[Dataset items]
————

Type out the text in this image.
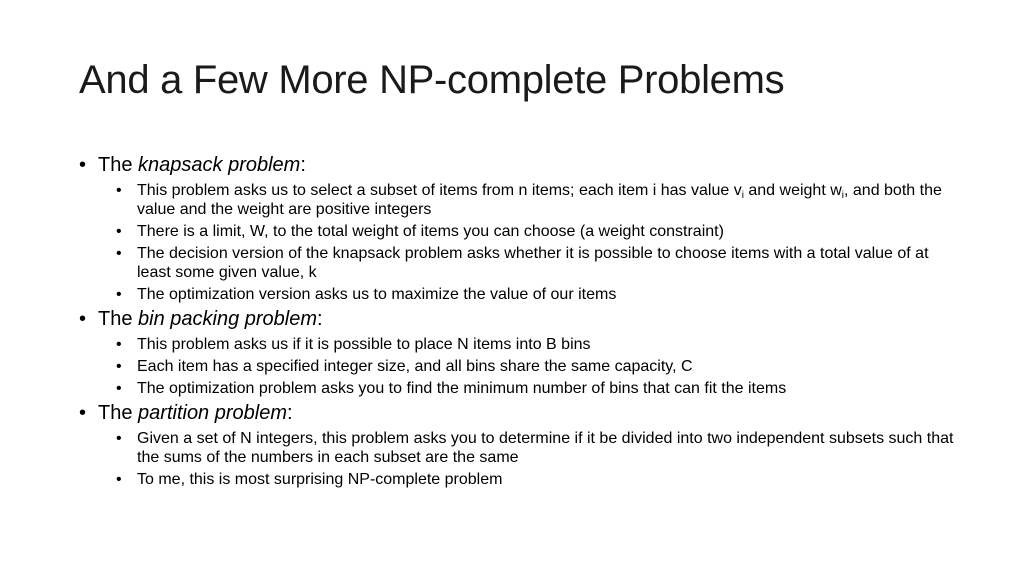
And a Few More NP-complete Problems
• The knapsack problem:
• This problem asks us to select a subset of items from n items; each item i has value $v_i$ and weight $w_i$, and both the value and the weight are positive integers
• There is a limit, W, to the total weight of items you can choose (a weight constraint)
• The decision version of the knapsack problem asks whether it is possible to choose items with a total value of at least some given value, k
• The optimization version asks us to maximize the value of our items
• The bin packing problem:
• This problem asks us if it is possible to place N items into B bins
• Each item has a specified integer size, and all bins share the same capacity, C
• The optimization problem asks you to find the minimum number of bins that can fit the items
• The partition problem:
• Given a set of N integers, this problem asks you to determine if it be divided into two independent subsets such that the sums of the numbers in each subset are the same
• To me, this is most surprising NP-complete problem
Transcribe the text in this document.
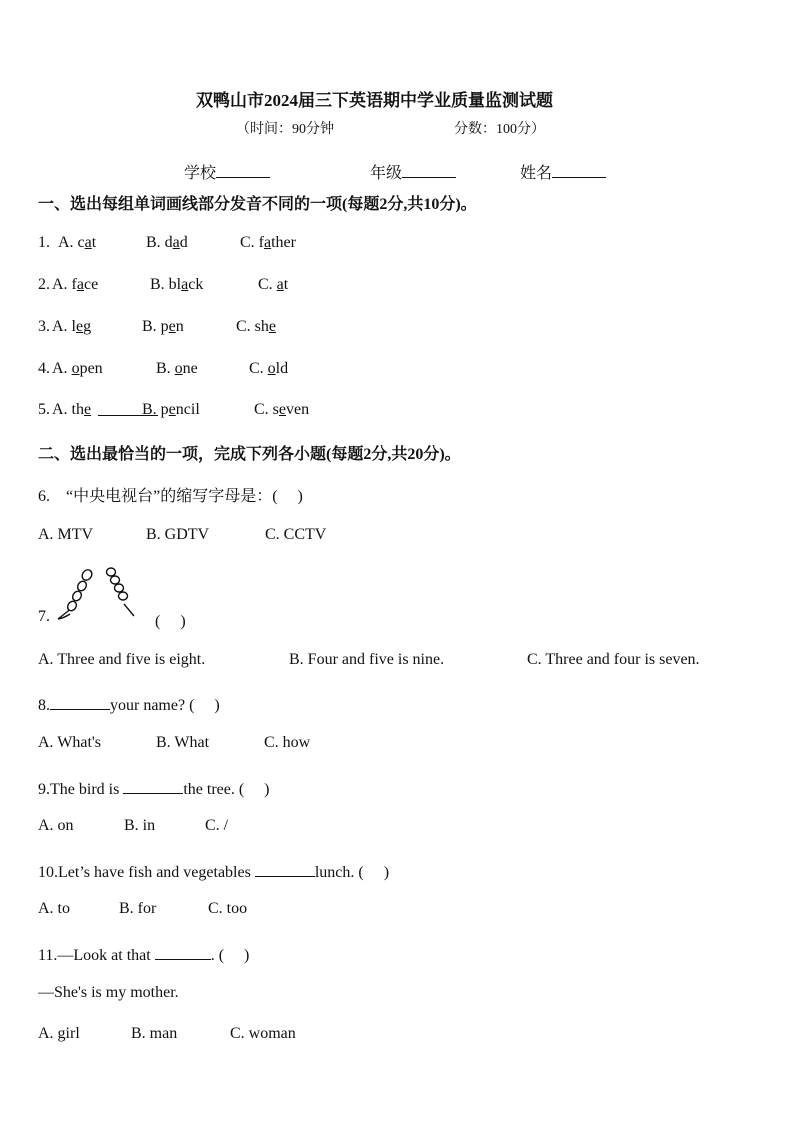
双鸭山市2024届三下英语期中学业质量监测试题
（时间：90分钟	分数：100分）
学校	年级	姓名
一、选出每组单词画线部分发音不同的一项(每题2分,共10分)。
1. A. cat	B. dad	C. father
2. A. face	B. black	C. at
3. A. leg	B. pen	C. she
4. A. open	B. one	C. old
5. A. the	B. pencil	C. seven
二、选出最恰当的一项，完成下列各小题(每题2分,共20分)。
6.　“中央电视台”的缩写字母是：(　 )
A. MTV	B. GDTV	C. CCTV
7.	(　 )
A. Three and five is eight.	B. Four and five is nine.	C. Three and four is seven.
8.	your name? (　 )
A. What's	B. What	C. how
9.The bird is	the tree. (　 )
A. on	B. in	C. /
10.Let’s have fish and vegetables	lunch. (　 )
A. to	B. for	C. too
11.—Look at that	. (　 )
—She's is my mother.
A. girl	B. man	C. woman
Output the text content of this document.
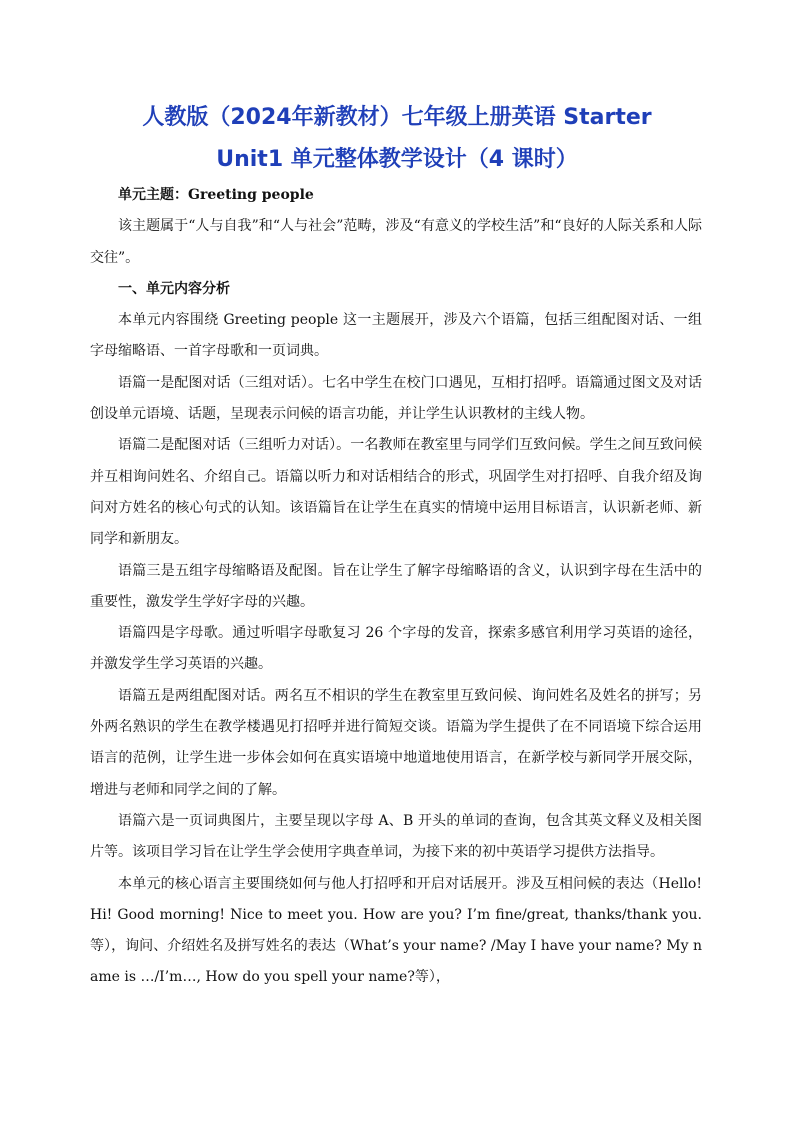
人教版（2024年新教材）七年级上册英语 Starter
Unit1 单元整体教学设计（4 课时）

单元主题：Greeting people

该主题属于“人与自我”和“人与社会”范畴，涉及“有意义的学校生活”和“良好的人际关系和人际交往”。

一、单元内容分析

本单元内容围绕 Greeting people 这一主题展开，涉及六个语篇，包括三组配图对话、一组字母缩略语、一首字母歌和一页词典。

语篇一是配图对话（三组对话）。七名中学生在校门口遇见，互相打招呼。语篇通过图文及对话创设单元语境、话题，呈现表示问候的语言功能，并让学生认识教材的主线人物。

语篇二是配图对话（三组听力对话）。一名教师在教室里与同学们互致问候。学生之间互致问候并互相询问姓名、介绍自己。语篇以听力和对话相结合的形式，巩固学生对打招呼、自我介绍及询问对方姓名的核心句式的认知。该语篇旨在让学生在真实的情境中运用目标语言，认识新老师、新同学和新朋友。

语篇三是五组字母缩略语及配图。旨在让学生了解字母缩略语的含义，认识到字母在生活中的重要性，激发学生学好字母的兴趣。

语篇四是字母歌。通过听唱字母歌复习 26 个字母的发音，探索多感官利用学习英语的途径，并激发学生学习英语的兴趣。

语篇五是两组配图对话。两名互不相识的学生在教室里互致问候、询问姓名及姓名的拼写；另外两名熟识的学生在教学楼遇见打招呼并进行简短交谈。语篇为学生提供了在不同语境下综合运用语言的范例，让学生进一步体会如何在真实语境中地道地使用语言，在新学校与新同学开展交际，增进与老师和同学之间的了解。

语篇六是一页词典图片，主要呈现以字母 A、B 开头的单词的查询，包含其英文释义及相关图片等。该项目学习旨在让学生学会使用字典查单词，为接下来的初中英语学习提供方法指导。

本单元的核心语言主要围绕如何与他人打招呼和开启对话展开。涉及互相问候的表达（Hello! Hi! Good morning! Nice to meet you. How are you? I’m fine/great, thanks/thank you.等），询问、介绍姓名及拼写姓名的表达（What’s your name? /May I have your name? My name is …/I’m…, How do you spell your name?等），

————

**YOUR GOAL:**
Which lines of the data include "knapsack"? Copy each of them.

**CORRECT OUTPUT:**
• The knapsack problem:
• The decision version of the knapsack problem asks whether it is possible to choose items with a total value of at least some given value, k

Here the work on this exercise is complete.